→ **GOAL**
Go through the material and pull out every line with the string "Average" in it.

→ **RECORDS PROVIDED**
···

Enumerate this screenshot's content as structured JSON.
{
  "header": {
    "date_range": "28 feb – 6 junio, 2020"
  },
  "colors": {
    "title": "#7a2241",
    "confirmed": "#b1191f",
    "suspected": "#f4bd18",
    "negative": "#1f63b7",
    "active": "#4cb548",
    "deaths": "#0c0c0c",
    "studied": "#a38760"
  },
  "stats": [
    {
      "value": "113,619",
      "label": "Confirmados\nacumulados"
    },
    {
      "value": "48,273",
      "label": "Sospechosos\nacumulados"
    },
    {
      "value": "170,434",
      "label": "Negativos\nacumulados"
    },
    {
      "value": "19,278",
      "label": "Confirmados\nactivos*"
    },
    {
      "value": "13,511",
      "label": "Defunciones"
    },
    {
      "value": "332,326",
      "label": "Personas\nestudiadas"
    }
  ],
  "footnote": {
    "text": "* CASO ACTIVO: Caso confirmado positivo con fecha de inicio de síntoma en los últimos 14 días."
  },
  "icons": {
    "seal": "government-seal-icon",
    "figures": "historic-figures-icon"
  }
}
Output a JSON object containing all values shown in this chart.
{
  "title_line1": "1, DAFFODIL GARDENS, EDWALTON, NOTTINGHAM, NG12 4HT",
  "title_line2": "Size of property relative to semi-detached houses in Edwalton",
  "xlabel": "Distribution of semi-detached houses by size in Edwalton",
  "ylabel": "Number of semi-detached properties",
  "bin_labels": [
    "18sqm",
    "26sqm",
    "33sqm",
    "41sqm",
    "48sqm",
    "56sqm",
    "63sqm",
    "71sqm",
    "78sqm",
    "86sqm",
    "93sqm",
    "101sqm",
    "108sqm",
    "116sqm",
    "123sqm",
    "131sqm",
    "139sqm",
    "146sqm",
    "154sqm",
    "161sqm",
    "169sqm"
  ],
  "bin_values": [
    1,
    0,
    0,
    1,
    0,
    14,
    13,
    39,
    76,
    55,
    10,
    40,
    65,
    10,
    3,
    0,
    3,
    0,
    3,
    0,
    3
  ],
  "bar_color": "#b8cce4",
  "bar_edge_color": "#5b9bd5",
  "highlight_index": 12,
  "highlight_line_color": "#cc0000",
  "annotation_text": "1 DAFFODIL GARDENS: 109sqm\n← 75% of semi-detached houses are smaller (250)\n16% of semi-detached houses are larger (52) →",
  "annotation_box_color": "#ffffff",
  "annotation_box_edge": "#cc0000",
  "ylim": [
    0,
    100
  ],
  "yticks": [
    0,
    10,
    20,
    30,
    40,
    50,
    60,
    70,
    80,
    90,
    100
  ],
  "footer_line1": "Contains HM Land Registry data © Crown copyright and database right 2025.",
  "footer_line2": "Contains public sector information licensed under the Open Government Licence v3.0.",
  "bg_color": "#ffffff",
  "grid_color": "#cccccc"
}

···

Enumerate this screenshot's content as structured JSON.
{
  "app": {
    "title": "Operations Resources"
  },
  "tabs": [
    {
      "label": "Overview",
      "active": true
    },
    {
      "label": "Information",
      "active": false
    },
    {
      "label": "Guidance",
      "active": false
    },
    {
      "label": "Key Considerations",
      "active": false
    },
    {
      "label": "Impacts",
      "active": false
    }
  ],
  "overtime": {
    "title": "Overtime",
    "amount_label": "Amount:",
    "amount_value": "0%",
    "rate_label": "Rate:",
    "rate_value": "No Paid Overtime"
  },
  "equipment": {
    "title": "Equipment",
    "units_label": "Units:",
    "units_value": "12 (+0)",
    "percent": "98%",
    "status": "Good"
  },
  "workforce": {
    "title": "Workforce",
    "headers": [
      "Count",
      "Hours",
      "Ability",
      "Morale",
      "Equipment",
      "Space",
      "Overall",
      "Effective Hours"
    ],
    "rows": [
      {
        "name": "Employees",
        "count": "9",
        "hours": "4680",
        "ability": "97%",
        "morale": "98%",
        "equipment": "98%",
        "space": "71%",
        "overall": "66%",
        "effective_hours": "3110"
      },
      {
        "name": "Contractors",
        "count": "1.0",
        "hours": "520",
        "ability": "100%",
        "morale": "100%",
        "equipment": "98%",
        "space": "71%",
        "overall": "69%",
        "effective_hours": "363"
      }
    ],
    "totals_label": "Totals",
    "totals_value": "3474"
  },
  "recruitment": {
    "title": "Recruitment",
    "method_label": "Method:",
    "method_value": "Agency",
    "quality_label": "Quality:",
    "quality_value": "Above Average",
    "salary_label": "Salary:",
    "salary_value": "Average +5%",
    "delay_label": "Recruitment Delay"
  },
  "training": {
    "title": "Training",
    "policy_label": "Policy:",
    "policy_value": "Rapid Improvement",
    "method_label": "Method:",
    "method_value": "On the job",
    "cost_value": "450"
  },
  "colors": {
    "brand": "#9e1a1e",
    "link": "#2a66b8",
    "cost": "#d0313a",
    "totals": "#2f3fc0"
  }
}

···

→ **EXERCISE RESULT**
    "quality_value": "Above Average",
    "salary_value": "Average +5%",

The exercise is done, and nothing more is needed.